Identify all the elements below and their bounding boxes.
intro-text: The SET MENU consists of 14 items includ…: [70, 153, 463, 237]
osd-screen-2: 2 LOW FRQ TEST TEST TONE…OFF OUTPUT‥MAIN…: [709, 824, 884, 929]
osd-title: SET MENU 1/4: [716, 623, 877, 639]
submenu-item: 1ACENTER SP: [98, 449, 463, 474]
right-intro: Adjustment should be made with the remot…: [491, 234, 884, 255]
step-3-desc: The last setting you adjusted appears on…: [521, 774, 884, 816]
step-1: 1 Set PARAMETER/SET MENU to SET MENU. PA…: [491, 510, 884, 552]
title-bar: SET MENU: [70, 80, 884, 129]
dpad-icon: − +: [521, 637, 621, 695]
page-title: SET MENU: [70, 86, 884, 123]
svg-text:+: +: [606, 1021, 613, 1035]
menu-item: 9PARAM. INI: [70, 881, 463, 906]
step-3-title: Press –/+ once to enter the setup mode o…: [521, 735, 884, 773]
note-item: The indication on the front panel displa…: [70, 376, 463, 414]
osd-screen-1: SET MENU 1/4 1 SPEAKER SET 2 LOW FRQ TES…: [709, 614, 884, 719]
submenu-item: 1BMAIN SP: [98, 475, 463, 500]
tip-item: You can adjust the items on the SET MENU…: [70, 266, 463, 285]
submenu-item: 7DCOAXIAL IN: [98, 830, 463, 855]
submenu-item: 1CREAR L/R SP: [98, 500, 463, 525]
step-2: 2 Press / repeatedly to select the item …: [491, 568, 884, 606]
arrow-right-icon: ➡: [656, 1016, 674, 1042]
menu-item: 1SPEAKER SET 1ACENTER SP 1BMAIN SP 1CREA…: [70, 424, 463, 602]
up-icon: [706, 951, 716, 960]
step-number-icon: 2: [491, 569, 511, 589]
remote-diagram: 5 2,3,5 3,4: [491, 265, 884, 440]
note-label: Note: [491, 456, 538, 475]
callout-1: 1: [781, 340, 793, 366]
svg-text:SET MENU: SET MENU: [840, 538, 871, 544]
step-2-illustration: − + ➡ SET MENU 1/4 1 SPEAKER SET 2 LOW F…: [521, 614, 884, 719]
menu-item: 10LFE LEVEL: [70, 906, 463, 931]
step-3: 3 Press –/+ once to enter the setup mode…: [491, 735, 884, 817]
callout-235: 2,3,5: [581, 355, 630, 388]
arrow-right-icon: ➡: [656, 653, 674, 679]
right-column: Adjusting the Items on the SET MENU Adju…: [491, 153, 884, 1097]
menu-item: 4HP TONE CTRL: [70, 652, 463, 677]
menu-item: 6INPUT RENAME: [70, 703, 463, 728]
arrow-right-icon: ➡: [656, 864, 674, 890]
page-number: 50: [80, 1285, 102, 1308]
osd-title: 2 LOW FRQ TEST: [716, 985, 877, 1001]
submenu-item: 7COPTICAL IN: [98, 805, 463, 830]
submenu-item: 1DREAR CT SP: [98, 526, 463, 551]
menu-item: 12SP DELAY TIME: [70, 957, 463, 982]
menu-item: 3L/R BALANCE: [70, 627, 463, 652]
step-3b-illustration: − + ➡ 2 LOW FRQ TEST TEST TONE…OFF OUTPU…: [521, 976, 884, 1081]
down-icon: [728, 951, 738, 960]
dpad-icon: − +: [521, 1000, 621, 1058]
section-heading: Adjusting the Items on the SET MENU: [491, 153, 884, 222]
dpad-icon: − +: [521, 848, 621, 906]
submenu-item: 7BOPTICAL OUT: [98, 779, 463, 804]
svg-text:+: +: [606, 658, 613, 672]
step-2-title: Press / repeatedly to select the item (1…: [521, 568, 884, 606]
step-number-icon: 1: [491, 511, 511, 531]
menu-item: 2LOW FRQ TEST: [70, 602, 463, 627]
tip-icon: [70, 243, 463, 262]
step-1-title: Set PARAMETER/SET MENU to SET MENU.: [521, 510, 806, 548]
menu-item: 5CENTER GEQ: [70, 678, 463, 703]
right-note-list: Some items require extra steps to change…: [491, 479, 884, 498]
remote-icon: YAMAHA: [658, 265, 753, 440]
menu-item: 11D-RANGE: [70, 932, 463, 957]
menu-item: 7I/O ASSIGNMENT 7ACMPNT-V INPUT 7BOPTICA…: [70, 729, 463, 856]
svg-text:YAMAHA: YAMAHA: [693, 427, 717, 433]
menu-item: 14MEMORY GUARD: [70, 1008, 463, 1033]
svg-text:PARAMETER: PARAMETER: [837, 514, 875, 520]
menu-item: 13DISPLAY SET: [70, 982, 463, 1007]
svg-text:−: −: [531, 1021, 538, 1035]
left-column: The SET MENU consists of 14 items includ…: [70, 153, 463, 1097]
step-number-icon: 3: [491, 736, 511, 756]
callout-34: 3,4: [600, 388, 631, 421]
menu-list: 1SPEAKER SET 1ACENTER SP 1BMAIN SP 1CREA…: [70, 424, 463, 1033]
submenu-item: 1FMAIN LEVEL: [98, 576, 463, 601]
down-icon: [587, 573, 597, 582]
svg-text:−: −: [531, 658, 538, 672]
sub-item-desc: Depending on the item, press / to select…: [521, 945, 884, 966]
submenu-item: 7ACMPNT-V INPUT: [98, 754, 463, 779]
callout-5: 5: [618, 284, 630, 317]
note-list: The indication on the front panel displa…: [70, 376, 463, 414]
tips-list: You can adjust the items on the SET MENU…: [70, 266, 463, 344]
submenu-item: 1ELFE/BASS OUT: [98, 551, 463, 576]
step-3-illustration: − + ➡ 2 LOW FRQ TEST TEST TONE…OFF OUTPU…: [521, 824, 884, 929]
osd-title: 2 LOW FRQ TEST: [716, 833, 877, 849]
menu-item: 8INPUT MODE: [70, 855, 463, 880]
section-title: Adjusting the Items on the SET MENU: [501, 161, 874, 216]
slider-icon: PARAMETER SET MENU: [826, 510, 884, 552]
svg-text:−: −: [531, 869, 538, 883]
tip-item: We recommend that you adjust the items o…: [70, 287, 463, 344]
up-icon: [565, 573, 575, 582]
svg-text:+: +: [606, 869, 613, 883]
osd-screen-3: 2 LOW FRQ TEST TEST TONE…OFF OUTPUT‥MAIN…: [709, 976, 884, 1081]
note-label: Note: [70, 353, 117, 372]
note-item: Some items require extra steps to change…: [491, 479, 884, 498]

###

* What needs to be done *
Put every line of the rows above into a JSON list of strings, one string per line, leaving out blank lines.

* Task result *
[
  "Identify all the elements below and their bounding boxes.",
  "intro-text: The SET MENU consists of 14 items includ…: [70, 153, 463, 237]",
  "osd-screen-2: 2 LOW FRQ TEST TEST TONE…OFF OUTPUT‥MAIN…: [709, 824, 884, 929]",
  "osd-title: SET MENU 1/4: [716, 623, 877, 639]",
  "submenu-item: 1ACENTER SP: [98, 449, 463, 474]",
  "right-intro: Adjustment should be made with the remot…: [491, 234, 884, 255]",
  "step-3-desc: The last setting you adjusted appears on…: [521, 774, 884, 816]",
  "step-1: 1 Set PARAMETER/SET MENU to SET MENU. PA…: [491, 510, 884, 552]",
  "title-bar: SET MENU: [70, 80, 884, 129]",
  "dpad-icon: − +: [521, 637, 621, 695]",
  "page-title: SET MENU: [70, 86, 884, 123]",
  "svg-text:+: +: [606, 1021, 613, 1035]",
  "menu-item: 9PARAM. INI: [70, 881, 463, 906]",
  "step-3-title: Press –/+ once to enter the setup mode o…: [521, 735, 884, 773]",
  "note-item: The indication on the front panel displa…: [70, 376, 463, 414]",
  "osd-screen-1: SET MENU 1/4 1 SPEAKER SET 2 LOW FRQ TES…: [709, 614, 884, 719]",
  "submenu-item: 1BMAIN SP: [98, 475, 463, 500]",
  "tip-item: You can adjust the items on the SET MENU…: [70, 266, 463, 285]",
  "submenu-item: 7DCOAXIAL IN: [98, 830, 463, 855]",
  "submenu-item: 1CREAR L/R SP: [98, 500, 463, 525]",
  "step-2: 2 Press / repeatedly to select the item …: [491, 568, 884, 606]",
  "arrow-right-icon: ➡: [656, 1016, 674, 1042]",
  "menu-item: 1SPEAKER SET 1ACENTER SP 1BMAIN SP 1CREA…: [70, 424, 463, 602]",
  "up-icon: [706, 951, 716, 960]",
  "step-number-icon: 2: [491, 569, 511, 589]",
  "remote-diagram: 5 2,3,5 3,4: [491, 265, 884, 440]",
  "note-label: Note: [491, 456, 538, 475]",
  "callout-1: 1: [781, 340, 793, 366]",
  "svg-text:SET MENU: SET MENU: [840, 538, 871, 544]",
  "step-2-illustration: − + ➡ SET MENU 1/4 1 SPEAKER SET 2 LOW F…: [521, 614, 884, 719]",
  "menu-item: 10LFE LEVEL: [70, 906, 463, 931]",
  "step-3: 3 Press –/+ once to enter the setup mode…: [491, 735, 884, 817]",
  "callout-235: 2,3,5: [581, 355, 630, 388]",
  "arrow-right-icon: ➡: [656, 653, 674, 679]",
  "right-column: Adjusting the Items on the SET MENU Adju…: [491, 153, 884, 1097]",
  "menu-item: 4HP TONE CTRL: [70, 652, 463, 677]",
  "menu-item: 6INPUT RENAME: [70, 703, 463, 728]",
  "arrow-right-icon: ➡: [656, 864, 674, 890]",
  "page-number: 50: [80, 1285, 102, 1308]",
  "osd-title: 2 LOW FRQ TEST: [716, 985, 877, 1001]",
  "submenu-item: 7COPTICAL IN: [98, 805, 463, 830]",
  "submenu-item: 1DREAR CT SP: [98, 526, 463, 551]",
  "menu-item: 12SP DELAY TIME: [70, 957, 463, 982]",
  "menu-item: 3L/R BALANCE: [70, 627, 463, 652]",
  "step-3b-illustration: − + ➡ 2 LOW FRQ TEST TEST TONE…OFF OUTPU…: [521, 976, 884, 1081]",
  "down-icon: [728, 951, 738, 960]",
  "dpad-icon: − +: [521, 1000, 621, 1058]",
  "section-heading: Adjusting the Items on the SET MENU: [491, 153, 884, 222]",
  "dpad-icon: − +: [521, 848, 621, 906]",
  "submenu-item: 7BOPTICAL OUT: [98, 779, 463, 804]",
  "svg-text:+: +: [606, 658, 613, 672]",
  "step-2-title: Press / repeatedly to select the item (1…: [521, 568, 884, 606]",
  "step-number-icon: 1: [491, 511, 511, 531]",
  "menu-item: 2LOW FRQ TEST: [70, 602, 463, 627]",
  "tip-icon: [70, 243, 463, 262]",
  "step-1-title: Set PARAMETER/SET MENU to SET MENU.: [521, 510, 806, 548]",
  "menu-item: 5CENTER GEQ: [70, 678, 463, 703]",
  "right-note-list: Some items require extra steps to change…: [491, 479, 884, 498]",
  "remote-icon: YAMAHA: [658, 265, 753, 440]",
  "menu-item: 11D-RANGE: [70, 932, 463, 957]",
  "menu-item: 7I/O ASSIGNMENT 7ACMPNT-V INPUT 7BOPTICA…: [70, 729, 463, 856]",
  "svg-text:YAMAHA: YAMAHA: [693, 427, 717, 433]",
  "menu-item: 14MEMORY GUARD: [70, 1008, 463, 1033]",
  "svg-text:PARAMETER: PARAMETER: [837, 514, 875, 520]",
  "menu-item: 13DISPLAY SET: [70, 982, 463, 1007]",
  "svg-text:−: −: [531, 1021, 538, 1035]",
  "left-column: The SET MENU consists of 14 items includ…: [70, 153, 463, 1097]",
  "step-number-icon: 3: [491, 736, 511, 756]",
  "callout-34: 3,4: [600, 388, 631, 421]",
  "menu-list: 1SPEAKER SET 1ACENTER SP 1BMAIN SP 1CREA…: [70, 424, 463, 1033]",
  "submenu-item: 1FMAIN LEVEL: [98, 576, 463, 601]",
  "down-icon: [587, 573, 597, 582]",
  "svg-text:−: −: [531, 658, 538, 672]",
  "sub-item-desc: Depending on the item, press / to select…: [521, 945, 884, 966]",
  "submenu-item: 7ACMPNT-V INPUT: [98, 754, 463, 779]",
  "callout-5: 5: [618, 284, 630, 317]",
  "note-list: The indication on the front panel displa…: [70, 376, 463, 414]",
  "tips-list: You can adjust the items on the SET MENU…: [70, 266, 463, 344]",
  "submenu-item: 1ELFE/BASS OUT: [98, 551, 463, 576]",
  "step-3-illustration: − + ➡ 2 LOW FRQ TEST TEST TONE…OFF OUTPU…: [521, 824, 884, 929]",
  "osd-title: 2 LOW FRQ TEST: [716, 833, 877, 849]",
  "menu-item: 8INPUT MODE: [70, 855, 463, 880]",
  "section-title: Adjusting the Items on the SET MENU: [501, 161, 874, 216]",
  "slider-icon: PARAMETER SET MENU: [826, 510, 884, 552]",
  "svg-text:−: −: [531, 869, 538, 883]",
  "tip-item: We recommend that you adjust the items o…: [70, 287, 463, 344]",
  "up-icon: [565, 573, 575, 582]",
  "svg-text:+: +: [606, 869, 613, 883]",
  "osd-screen-3: 2 LOW FRQ TEST TEST TONE…OFF OUTPUT‥MAIN…: [709, 976, 884, 1081]",
  "note-label: Note: [70, 353, 117, 372]",
  "note-item: Some items require extra steps to change…: [491, 479, 884, 498]"
]